> Task to complete:
Pick out the lines containing "color".

[Stored items]
+ + + +

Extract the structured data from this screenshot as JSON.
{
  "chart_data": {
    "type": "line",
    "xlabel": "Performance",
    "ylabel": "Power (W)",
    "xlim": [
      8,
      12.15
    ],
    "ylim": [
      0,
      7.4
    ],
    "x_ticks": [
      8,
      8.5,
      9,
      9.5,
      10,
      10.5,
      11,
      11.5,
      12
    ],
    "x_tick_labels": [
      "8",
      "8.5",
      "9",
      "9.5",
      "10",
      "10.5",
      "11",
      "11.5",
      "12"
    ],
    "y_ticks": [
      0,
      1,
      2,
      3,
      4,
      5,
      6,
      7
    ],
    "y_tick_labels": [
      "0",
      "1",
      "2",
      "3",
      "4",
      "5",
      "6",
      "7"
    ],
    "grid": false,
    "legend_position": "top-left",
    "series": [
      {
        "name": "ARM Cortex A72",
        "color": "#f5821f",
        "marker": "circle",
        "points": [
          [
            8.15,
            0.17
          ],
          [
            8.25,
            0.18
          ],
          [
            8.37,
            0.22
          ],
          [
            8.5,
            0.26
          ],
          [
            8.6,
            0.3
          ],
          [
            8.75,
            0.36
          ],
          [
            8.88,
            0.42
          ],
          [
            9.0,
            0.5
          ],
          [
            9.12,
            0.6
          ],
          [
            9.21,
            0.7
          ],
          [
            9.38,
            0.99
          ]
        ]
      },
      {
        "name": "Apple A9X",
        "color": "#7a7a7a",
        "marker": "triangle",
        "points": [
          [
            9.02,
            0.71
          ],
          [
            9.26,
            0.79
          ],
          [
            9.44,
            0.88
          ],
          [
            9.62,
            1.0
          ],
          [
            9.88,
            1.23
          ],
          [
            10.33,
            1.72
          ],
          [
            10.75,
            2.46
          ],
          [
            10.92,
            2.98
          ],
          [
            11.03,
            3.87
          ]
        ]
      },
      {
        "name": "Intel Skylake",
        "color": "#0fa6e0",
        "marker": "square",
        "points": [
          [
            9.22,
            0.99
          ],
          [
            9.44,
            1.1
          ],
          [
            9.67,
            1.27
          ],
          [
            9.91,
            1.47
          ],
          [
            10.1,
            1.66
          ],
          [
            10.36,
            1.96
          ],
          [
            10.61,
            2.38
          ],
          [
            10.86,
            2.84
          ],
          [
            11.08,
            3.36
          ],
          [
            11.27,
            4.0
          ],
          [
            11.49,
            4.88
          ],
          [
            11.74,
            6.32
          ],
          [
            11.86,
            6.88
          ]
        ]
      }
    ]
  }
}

+ + + +

> The output:
        "color": "#f5821f",
        "color": "#7a7a7a",
        "color": "#0fa6e0",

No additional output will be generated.